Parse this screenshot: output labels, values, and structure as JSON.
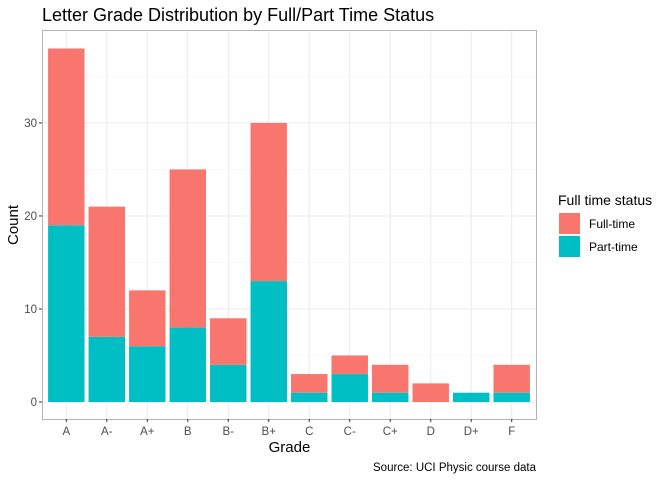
{
  "chart_data": {
    "type": "bar",
    "stacked": true,
    "title": "Letter Grade Distribution by Full/Part Time Status",
    "xlabel": "Grade",
    "ylabel": "Count",
    "caption": "Source: UCI Physic course data",
    "categories": [
      "A",
      "A-",
      "A+",
      "B",
      "B-",
      "B+",
      "C",
      "C-",
      "C+",
      "D",
      "D+",
      "F"
    ],
    "series": [
      {
        "name": "Full-time",
        "color": "#F8766D",
        "values": [
          19,
          14,
          6,
          17,
          5,
          17,
          2,
          2,
          3,
          2,
          0,
          3
        ]
      },
      {
        "name": "Part-time",
        "color": "#00BFC4",
        "values": [
          19,
          7,
          6,
          8,
          4,
          13,
          1,
          3,
          1,
          0,
          1,
          1
        ]
      }
    ],
    "stack_order": [
      "Part-time",
      "Full-time"
    ],
    "ylim": [
      0,
      40
    ],
    "yticks": [
      "0",
      "10",
      "20",
      "30"
    ],
    "grid": true,
    "legend": {
      "title": "Full time status",
      "placement": "right",
      "entries": [
        "Full-time",
        "Part-time"
      ]
    }
  }
}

______________________________

__Do this__: Which lines include "Full"? Copy each of them out.

__Result__:
    "title": "Letter Grade Distribution by Full/Part Time Status",
        "name": "Full-time",
      "Full-time"
      "title": "Full time status",
        "Full-time",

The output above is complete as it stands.